Challenge:
Decide whether each statement below agrees with the lesson text on percent increase and decrease. Answer yes or no, and quote the words of the text that decide it.
(a) Students work in groups of 2 with 5–8 minutes of partner work time.
(b) The goal of the activity is to reinforce that the new amount pertains to 100%.
(c) For each situation, students are given three values.

Selected text:

══════════

During the discussion, prompt students to explain the meaning of any terminology they use, such as “original amount,” “new amount,” “increase,” and “decrease,” and to clarify their reasoning as needed. Consider asking:
“How do you know . . . ?”
“What do you mean by . . . ?”
“Can you say that in another way?”
If not mentioned by students, ask them to discuss the amount that corresponds to 100% for each diagram.
7.2
Activity
Standards Alignment
Building On
Addressing
7.RP.A.3
Use proportional relationships to solve multistep ratio and percent problems. Examples: simple interest, tax, markups and markdowns, gratuities and commissions, fees, percent increase and decrease, percent error.
In this activity, students complete double number line diagrams that represent situations involving percent increase and percent decrease. For each situation, two values are given. Students interpret the situation to determine where to label the given values on the double number line diagram. Then students can use the diagram to find the unknown, third value, whether it is the new amount, the original amount, or the percentage of the increase or decrease. The goal is to reinforce that the original amount pertains to 100%.
In this activity, students critique a statement or response that is intentionally unclear, incorrect, or incomplete and improve it by clarifying meaning, correcting errors, and adding details (MP3).
This activity uses the Critique, Correct, Clarify math language routine to advance representing and conversing as students critique and revise mathematical arguments.
Launch
Arrange students in groups of 2. Give 5–8 minutes of partner work time.
Action and Expression: Internalize Executive Functions. To support development of organizational skills in problem-solving, chunk this task into more manageable parts. For example, present one question at a time, and monitor students to ensure they are making progress throughout the activity. Supports accessibility for: Organization, Attention
Activity
None
For each problem, complete the double number line diagram to show the percentages that correspond to the original amount and to the new amount.

══════════

Material supplied:
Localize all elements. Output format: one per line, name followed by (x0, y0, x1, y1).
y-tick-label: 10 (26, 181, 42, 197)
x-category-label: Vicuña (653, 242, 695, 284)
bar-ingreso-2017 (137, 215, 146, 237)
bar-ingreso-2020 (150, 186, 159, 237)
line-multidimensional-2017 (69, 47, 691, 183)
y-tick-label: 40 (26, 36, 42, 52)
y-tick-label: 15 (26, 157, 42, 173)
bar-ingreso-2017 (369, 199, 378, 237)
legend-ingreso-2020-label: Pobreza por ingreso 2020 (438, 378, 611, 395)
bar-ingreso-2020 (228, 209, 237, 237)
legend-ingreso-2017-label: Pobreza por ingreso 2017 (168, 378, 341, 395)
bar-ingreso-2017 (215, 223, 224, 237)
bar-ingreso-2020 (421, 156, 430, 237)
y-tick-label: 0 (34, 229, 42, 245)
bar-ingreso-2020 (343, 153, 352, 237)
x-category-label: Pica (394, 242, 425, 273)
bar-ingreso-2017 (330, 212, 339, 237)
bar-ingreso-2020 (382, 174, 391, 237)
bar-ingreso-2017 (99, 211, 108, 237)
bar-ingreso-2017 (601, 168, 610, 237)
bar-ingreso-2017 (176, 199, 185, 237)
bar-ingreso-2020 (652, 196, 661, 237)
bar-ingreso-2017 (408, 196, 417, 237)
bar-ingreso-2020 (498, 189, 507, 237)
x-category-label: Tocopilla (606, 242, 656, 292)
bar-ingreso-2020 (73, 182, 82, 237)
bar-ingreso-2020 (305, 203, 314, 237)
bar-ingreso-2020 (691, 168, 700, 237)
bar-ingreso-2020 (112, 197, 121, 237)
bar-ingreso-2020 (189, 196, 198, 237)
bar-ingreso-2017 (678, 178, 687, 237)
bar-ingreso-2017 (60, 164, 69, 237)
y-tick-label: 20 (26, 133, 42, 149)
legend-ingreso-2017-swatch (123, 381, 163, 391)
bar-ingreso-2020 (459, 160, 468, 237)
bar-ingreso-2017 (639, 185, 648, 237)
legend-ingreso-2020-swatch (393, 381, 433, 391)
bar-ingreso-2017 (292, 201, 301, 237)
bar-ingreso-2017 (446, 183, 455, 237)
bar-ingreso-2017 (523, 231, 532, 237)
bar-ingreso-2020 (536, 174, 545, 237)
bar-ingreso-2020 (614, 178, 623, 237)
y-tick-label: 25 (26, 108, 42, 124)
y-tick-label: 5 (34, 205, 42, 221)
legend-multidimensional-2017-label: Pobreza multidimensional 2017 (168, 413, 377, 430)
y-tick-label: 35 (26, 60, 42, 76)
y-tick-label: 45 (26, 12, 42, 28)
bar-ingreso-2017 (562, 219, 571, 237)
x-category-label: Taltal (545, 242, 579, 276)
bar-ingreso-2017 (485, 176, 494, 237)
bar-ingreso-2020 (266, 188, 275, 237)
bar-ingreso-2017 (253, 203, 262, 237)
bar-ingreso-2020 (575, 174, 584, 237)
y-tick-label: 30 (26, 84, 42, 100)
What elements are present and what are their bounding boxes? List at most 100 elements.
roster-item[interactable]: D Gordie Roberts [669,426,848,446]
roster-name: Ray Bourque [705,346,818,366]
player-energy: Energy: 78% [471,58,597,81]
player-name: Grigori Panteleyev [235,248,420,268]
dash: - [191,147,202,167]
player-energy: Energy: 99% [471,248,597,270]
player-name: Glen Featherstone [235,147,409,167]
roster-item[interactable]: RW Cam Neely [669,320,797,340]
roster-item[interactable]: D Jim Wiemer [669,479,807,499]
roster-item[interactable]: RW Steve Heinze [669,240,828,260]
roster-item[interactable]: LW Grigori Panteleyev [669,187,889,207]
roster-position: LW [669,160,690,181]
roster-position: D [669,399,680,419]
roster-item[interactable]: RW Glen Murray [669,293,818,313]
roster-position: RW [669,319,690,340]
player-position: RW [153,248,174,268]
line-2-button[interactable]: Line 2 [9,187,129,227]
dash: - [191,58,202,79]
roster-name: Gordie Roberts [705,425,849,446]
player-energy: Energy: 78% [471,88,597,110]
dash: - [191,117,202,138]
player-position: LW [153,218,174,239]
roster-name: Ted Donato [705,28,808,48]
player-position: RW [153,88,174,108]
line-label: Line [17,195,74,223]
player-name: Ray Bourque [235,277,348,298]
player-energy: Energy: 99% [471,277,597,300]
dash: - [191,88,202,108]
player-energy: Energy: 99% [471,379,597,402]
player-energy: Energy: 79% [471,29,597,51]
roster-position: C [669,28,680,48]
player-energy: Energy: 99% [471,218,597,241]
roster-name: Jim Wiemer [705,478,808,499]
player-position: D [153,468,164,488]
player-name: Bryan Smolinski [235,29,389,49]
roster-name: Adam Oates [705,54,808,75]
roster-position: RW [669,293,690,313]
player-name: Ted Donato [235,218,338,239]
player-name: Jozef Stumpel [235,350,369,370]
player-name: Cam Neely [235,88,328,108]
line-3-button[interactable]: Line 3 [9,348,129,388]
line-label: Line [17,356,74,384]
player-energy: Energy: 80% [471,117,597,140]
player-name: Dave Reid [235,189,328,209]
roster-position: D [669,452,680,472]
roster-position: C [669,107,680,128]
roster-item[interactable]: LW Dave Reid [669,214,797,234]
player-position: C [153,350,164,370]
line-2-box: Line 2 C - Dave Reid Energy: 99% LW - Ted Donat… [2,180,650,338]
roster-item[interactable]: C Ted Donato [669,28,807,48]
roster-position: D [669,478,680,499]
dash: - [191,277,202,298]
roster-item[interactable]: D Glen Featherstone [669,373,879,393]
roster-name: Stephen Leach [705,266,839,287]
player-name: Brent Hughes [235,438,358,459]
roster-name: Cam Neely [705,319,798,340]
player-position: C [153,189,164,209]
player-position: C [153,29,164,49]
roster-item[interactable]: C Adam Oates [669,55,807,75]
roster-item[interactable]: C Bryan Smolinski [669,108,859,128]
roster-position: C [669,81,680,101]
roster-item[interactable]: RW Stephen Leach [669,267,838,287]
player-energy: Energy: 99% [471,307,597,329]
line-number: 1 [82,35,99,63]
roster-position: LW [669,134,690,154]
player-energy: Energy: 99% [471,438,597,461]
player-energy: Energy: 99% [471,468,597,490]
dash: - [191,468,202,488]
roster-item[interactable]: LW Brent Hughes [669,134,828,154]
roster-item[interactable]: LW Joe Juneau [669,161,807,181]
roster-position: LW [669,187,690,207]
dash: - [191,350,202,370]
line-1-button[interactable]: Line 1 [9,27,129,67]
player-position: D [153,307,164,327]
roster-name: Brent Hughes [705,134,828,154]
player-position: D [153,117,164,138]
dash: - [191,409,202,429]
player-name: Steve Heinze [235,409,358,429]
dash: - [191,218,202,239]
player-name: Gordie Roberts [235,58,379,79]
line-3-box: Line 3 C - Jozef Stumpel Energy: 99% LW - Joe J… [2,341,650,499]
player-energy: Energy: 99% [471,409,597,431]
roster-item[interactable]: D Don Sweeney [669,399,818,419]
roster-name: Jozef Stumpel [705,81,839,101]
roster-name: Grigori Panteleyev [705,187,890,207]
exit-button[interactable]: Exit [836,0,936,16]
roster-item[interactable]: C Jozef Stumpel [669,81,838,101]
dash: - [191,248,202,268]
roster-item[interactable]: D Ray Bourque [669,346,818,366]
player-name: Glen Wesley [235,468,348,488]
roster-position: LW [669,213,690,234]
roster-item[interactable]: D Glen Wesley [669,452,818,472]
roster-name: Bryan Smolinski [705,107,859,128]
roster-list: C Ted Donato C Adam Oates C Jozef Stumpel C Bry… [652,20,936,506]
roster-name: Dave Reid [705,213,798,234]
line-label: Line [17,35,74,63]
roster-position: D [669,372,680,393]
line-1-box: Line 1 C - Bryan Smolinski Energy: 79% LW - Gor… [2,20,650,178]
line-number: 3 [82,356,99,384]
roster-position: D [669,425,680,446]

══════════

Reply to the exercise:
(a) Yes: "Arrange students in groups of 2. Give 5–8 minutes of partner work time."
(b) No: "The goal is to reinforce that the original amount pertains to 100%."
(c) No: "For each situation, two values are given."